Exercise brief ::
Reproduce verbatim the stretch of the listing below from the line containing "Text: Flow outlet: Flow" through the line containing "microwell array: Concave", including both of those lines.

_ _ _ _

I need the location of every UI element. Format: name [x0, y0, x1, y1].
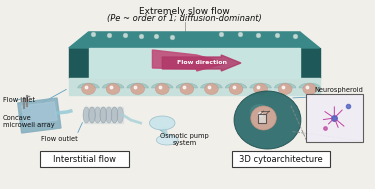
Text: Flow outlet: Flow outlet [40, 136, 77, 142]
Polygon shape [201, 83, 222, 88]
Polygon shape [225, 83, 247, 88]
Ellipse shape [234, 91, 301, 149]
Polygon shape [152, 50, 226, 71]
FancyBboxPatch shape [258, 114, 267, 123]
Polygon shape [69, 32, 320, 48]
Polygon shape [69, 78, 320, 95]
Ellipse shape [278, 84, 292, 94]
Ellipse shape [204, 84, 218, 94]
Polygon shape [152, 83, 173, 88]
Ellipse shape [150, 116, 175, 130]
Polygon shape [127, 83, 148, 88]
Ellipse shape [106, 84, 120, 94]
Polygon shape [69, 48, 88, 78]
Polygon shape [299, 83, 321, 88]
Text: Flow direction: Flow direction [177, 60, 226, 66]
Ellipse shape [251, 106, 276, 130]
Ellipse shape [254, 84, 267, 94]
FancyBboxPatch shape [306, 94, 363, 142]
Ellipse shape [303, 84, 316, 94]
Text: 3D cytoarchitecture: 3D cytoarchitecture [239, 154, 323, 163]
Polygon shape [300, 48, 320, 78]
Polygon shape [176, 83, 198, 88]
Text: Extremely slow flow: Extremely slow flow [140, 7, 230, 16]
Ellipse shape [117, 107, 123, 123]
Text: Flow inlet: Flow inlet [3, 97, 35, 103]
FancyBboxPatch shape [232, 151, 330, 167]
Text: Neurospheroid: Neurospheroid [315, 87, 363, 93]
Text: Interstitial flow: Interstitial flow [53, 154, 116, 163]
Text: Concave
microwell array: Concave microwell array [3, 115, 55, 129]
Polygon shape [88, 32, 300, 48]
Polygon shape [162, 55, 241, 71]
Ellipse shape [82, 84, 95, 94]
Polygon shape [18, 98, 61, 133]
Ellipse shape [155, 84, 169, 94]
Polygon shape [84, 107, 123, 123]
Ellipse shape [106, 107, 112, 123]
Text: Osmotic pump
system: Osmotic pump system [160, 133, 209, 146]
Polygon shape [78, 83, 99, 88]
FancyBboxPatch shape [40, 151, 129, 167]
Polygon shape [102, 83, 124, 88]
Text: (Pe ~ order of 1; diffusion-dominant): (Pe ~ order of 1; diffusion-dominant) [108, 14, 262, 23]
Ellipse shape [94, 107, 101, 123]
Ellipse shape [229, 84, 243, 94]
Ellipse shape [83, 107, 90, 123]
Ellipse shape [156, 135, 178, 145]
Ellipse shape [131, 84, 144, 94]
Ellipse shape [180, 84, 194, 94]
Ellipse shape [250, 104, 269, 120]
Ellipse shape [100, 107, 106, 123]
Ellipse shape [111, 107, 118, 123]
Polygon shape [274, 83, 296, 88]
Polygon shape [22, 102, 57, 124]
Polygon shape [88, 48, 300, 78]
Polygon shape [250, 83, 272, 88]
Ellipse shape [89, 107, 95, 123]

_ _ _ _

Result below ::
Text: Flow outlet: Flow outlet [40, 136, 77, 142]
Polygon shape [201, 83, 222, 88]
Polygon shape [225, 83, 247, 88]
Ellipse shape [234, 91, 301, 149]
Polygon shape [152, 50, 226, 71]
FancyBboxPatch shape [258, 114, 267, 123]
Polygon shape [69, 32, 320, 48]
Polygon shape [69, 78, 320, 95]
Ellipse shape [278, 84, 292, 94]
Ellipse shape [204, 84, 218, 94]
Polygon shape [152, 83, 173, 88]
Ellipse shape [150, 116, 175, 130]
Polygon shape [127, 83, 148, 88]
Ellipse shape [106, 84, 120, 94]
Polygon shape [69, 48, 88, 78]
Polygon shape [299, 83, 321, 88]
Text: Flow direction: Flow direction [177, 60, 226, 66]
Ellipse shape [251, 106, 276, 130]
Ellipse shape [254, 84, 267, 94]
FancyBboxPatch shape [306, 94, 363, 142]
Ellipse shape [303, 84, 316, 94]
Text: 3D cytoarchitecture: 3D cytoarchitecture [239, 154, 323, 163]
Polygon shape [300, 48, 320, 78]
Polygon shape [176, 83, 198, 88]
Text: Extremely slow flow: Extremely slow flow [140, 7, 230, 16]
Ellipse shape [117, 107, 123, 123]
Text: Flow inlet: Flow inlet [3, 97, 35, 103]
FancyBboxPatch shape [232, 151, 330, 167]
Text: Neurospheroid: Neurospheroid [315, 87, 363, 93]
Text: Interstitial flow: Interstitial flow [53, 154, 116, 163]
Text: Concave
microwell array: Concave microwell array [3, 115, 55, 129]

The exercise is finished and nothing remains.